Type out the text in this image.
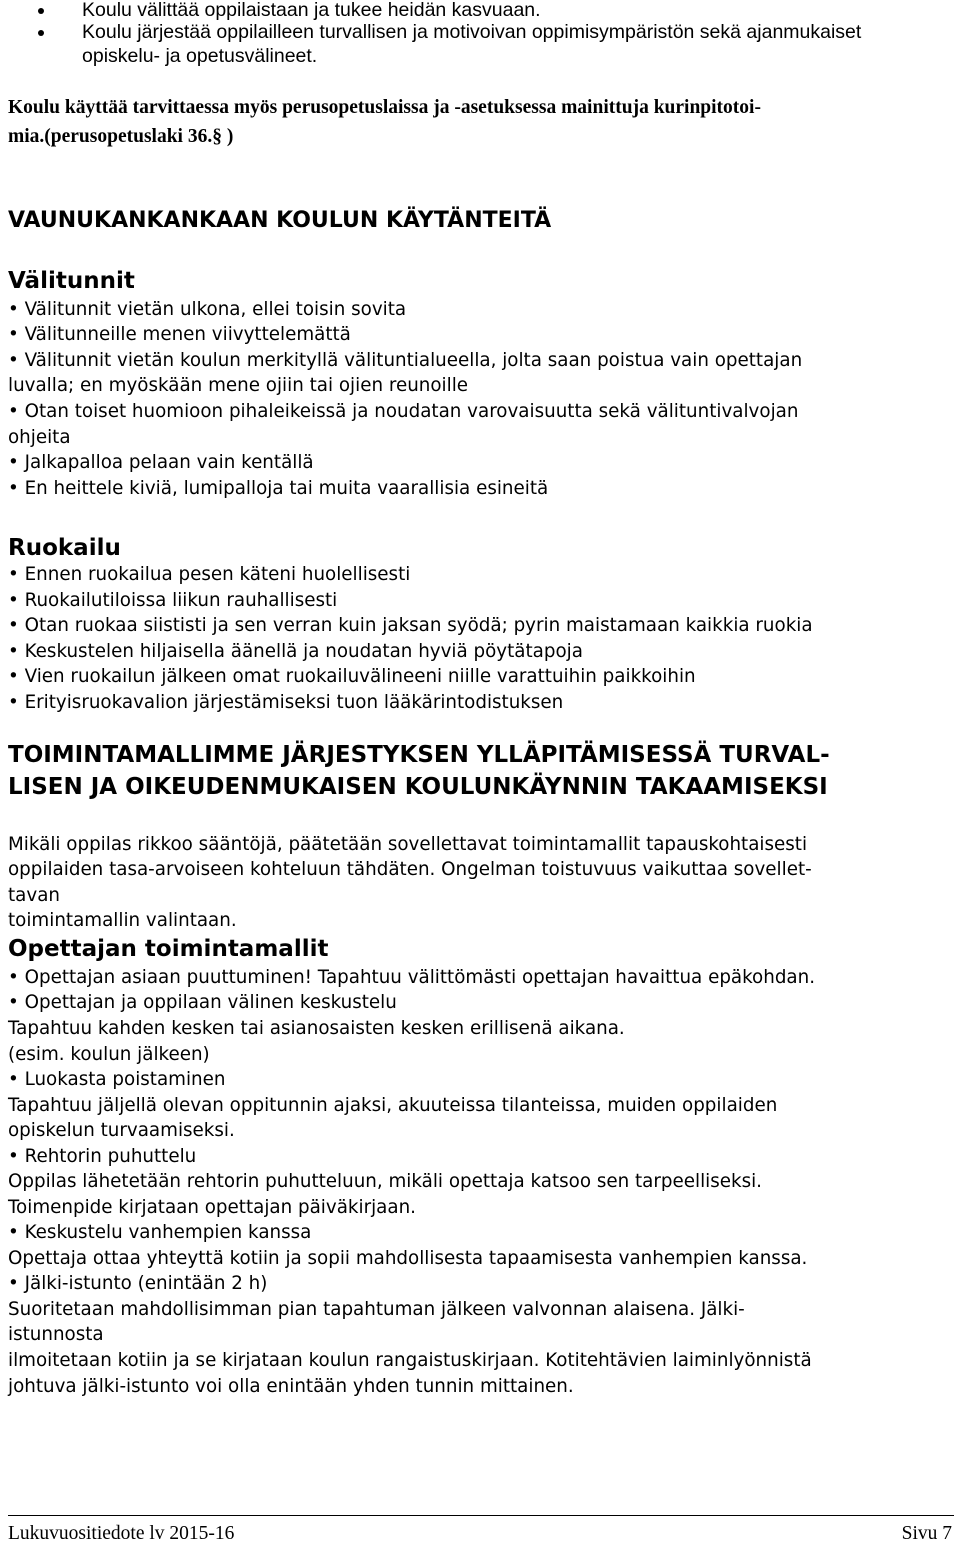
Koulu välittää oppilaistaan ja tukee heidän kasvuaan.
Koulu järjestää oppilailleen turvallisen ja motivoivan oppimisympäristön sekä ajanmukaiset
opiskelu- ja opetusvälineet.
Koulu käyttää tarvittaessa myös perusopetuslaissa ja -asetuksessa mainittuja kurinpitotoi-
mia.(perusopetuslaki 36.§ )
VAUNUKANKANKAAN KOULUN KÄYTÄNTEITÄ
Välitunnit
• Välitunnit vietän ulkona, ellei toisin sovita
• Välitunneille menen viivyttelemättä
• Välitunnit vietän koulun merkityllä välituntialueella, jolta saan poistua vain opettajan
luvalla; en myöskään mene ojiin tai ojien reunoille
• Otan toiset huomioon pihaleikeissä ja noudatan varovaisuutta sekä välituntivalvojan
ohjeita
• Jalkapalloa pelaan vain kentällä
• En heittele kiviä, lumipalloja tai muita vaarallisia esineitä
Ruokailu
• Ennen ruokailua pesen käteni huolellisesti
• Ruokailutiloissa liikun rauhallisesti
• Otan ruokaa siististi ja sen verran kuin jaksan syödä; pyrin maistamaan kaikkia ruokia
• Keskustelen hiljaisella äänellä ja noudatan hyviä pöytätapoja
• Vien ruokailun jälkeen omat ruokailuvälineeni niille varattuihin paikkoihin
• Erityisruokavalion järjestämiseksi tuon lääkärintodistuksen
TOIMINTAMALLIMME JÄRJESTYKSEN YLLÄPITÄMISESSÄ TURVAL-
LISEN JA OIKEUDENMUKAISEN KOULUNKÄYNNIN TAKAAMISEKSI
Mikäli oppilas rikkoo sääntöjä, päätetään sovellettavat toimintamallit tapauskohtaisesti
oppilaiden tasa-arvoiseen kohteluun tähdäten. Ongelman toistuvuus vaikuttaa sovellet-
tavan
toimintamallin valintaan.
Opettajan toimintamallit
• Opettajan asiaan puuttuminen! Tapahtuu välittömästi opettajan havaittua epäkohdan.
• Opettajan ja oppilaan välinen keskustelu
Tapahtuu kahden kesken tai asianosaisten kesken erillisenä aikana.
(esim. koulun jälkeen)
• Luokasta poistaminen
Tapahtuu jäljellä olevan oppitunnin ajaksi, akuuteissa tilanteissa, muiden oppilaiden
opiskelun turvaamiseksi.
• Rehtorin puhuttelu
Oppilas lähetetään rehtorin puhutteluun, mikäli opettaja katsoo sen tarpeelliseksi.
Toimenpide kirjataan opettajan päiväkirjaan.
• Keskustelu vanhempien kanssa
Opettaja ottaa yhteyttä kotiin ja sopii mahdollisesta tapaamisesta vanhempien kanssa.
• Jälki-istunto (enintään 2 h)
Suoritetaan mahdollisimman pian tapahtuman jälkeen valvonnan alaisena. Jälki-
istunnosta
ilmoitetaan kotiin ja se kirjataan koulun rangaistuskirjaan. Kotitehtävien laiminlyönnistä
johtuva jälki-istunto voi olla enintään yhden tunnin mittainen.
Lukuvuositiedote lv 2015-16	Sivu 7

▶ **PROMPT**
Transcribe the whole listing, character for character, but not its images.

▶ **COMPLETE ANSWER**
Type out the text in this image.
Koulu välittää oppilaistaan ja tukee heidän kasvuaan.
Koulu järjestää oppilailleen turvallisen ja motivoivan oppimisympäristön sekä ajanmukaiset
opiskelu- ja opetusvälineet.
Koulu käyttää tarvittaessa myös perusopetuslaissa ja -asetuksessa mainittuja kurinpitotoi-
mia.(perusopetuslaki 36.§ )
VAUNUKANKANKAAN KOULUN KÄYTÄNTEITÄ
Välitunnit
• Välitunnit vietän ulkona, ellei toisin sovita
• Välitunneille menen viivyttelemättä
• Välitunnit vietän koulun merkityllä välituntialueella, jolta saan poistua vain opettajan
luvalla; en myöskään mene ojiin tai ojien reunoille
• Otan toiset huomioon pihaleikeissä ja noudatan varovaisuutta sekä välituntivalvojan
ohjeita
• Jalkapalloa pelaan vain kentällä
• En heittele kiviä, lumipalloja tai muita vaarallisia esineitä
Ruokailu
• Ennen ruokailua pesen käteni huolellisesti
• Ruokailutiloissa liikun rauhallisesti
• Otan ruokaa siististi ja sen verran kuin jaksan syödä; pyrin maistamaan kaikkia ruokia
• Keskustelen hiljaisella äänellä ja noudatan hyviä pöytätapoja
• Vien ruokailun jälkeen omat ruokailuvälineeni niille varattuihin paikkoihin
• Erityisruokavalion järjestämiseksi tuon lääkärintodistuksen
TOIMINTAMALLIMME JÄRJESTYKSEN YLLÄPITÄMISESSÄ TURVAL-
LISEN JA OIKEUDENMUKAISEN KOULUNKÄYNNIN TAKAAMISEKSI
Mikäli oppilas rikkoo sääntöjä, päätetään sovellettavat toimintamallit tapauskohtaisesti
oppilaiden tasa-arvoiseen kohteluun tähdäten. Ongelman toistuvuus vaikuttaa sovellet-
tavan
toimintamallin valintaan.
Opettajan toimintamallit
• Opettajan asiaan puuttuminen! Tapahtuu välittömästi opettajan havaittua epäkohdan.
• Opettajan ja oppilaan välinen keskustelu
Tapahtuu kahden kesken tai asianosaisten kesken erillisenä aikana.
(esim. koulun jälkeen)
• Luokasta poistaminen
Tapahtuu jäljellä olevan oppitunnin ajaksi, akuuteissa tilanteissa, muiden oppilaiden
opiskelun turvaamiseksi.
• Rehtorin puhuttelu
Oppilas lähetetään rehtorin puhutteluun, mikäli opettaja katsoo sen tarpeelliseksi.
Toimenpide kirjataan opettajan päiväkirjaan.
• Keskustelu vanhempien kanssa
Opettaja ottaa yhteyttä kotiin ja sopii mahdollisesta tapaamisesta vanhempien kanssa.
• Jälki-istunto (enintään 2 h)
Suoritetaan mahdollisimman pian tapahtuman jälkeen valvonnan alaisena. Jälki-
istunnosta
ilmoitetaan kotiin ja se kirjataan koulun rangaistuskirjaan. Kotitehtävien laiminlyönnistä
johtuva jälki-istunto voi olla enintään yhden tunnin mittainen.
Lukuvuositiedote lv 2015-16	Sivu 7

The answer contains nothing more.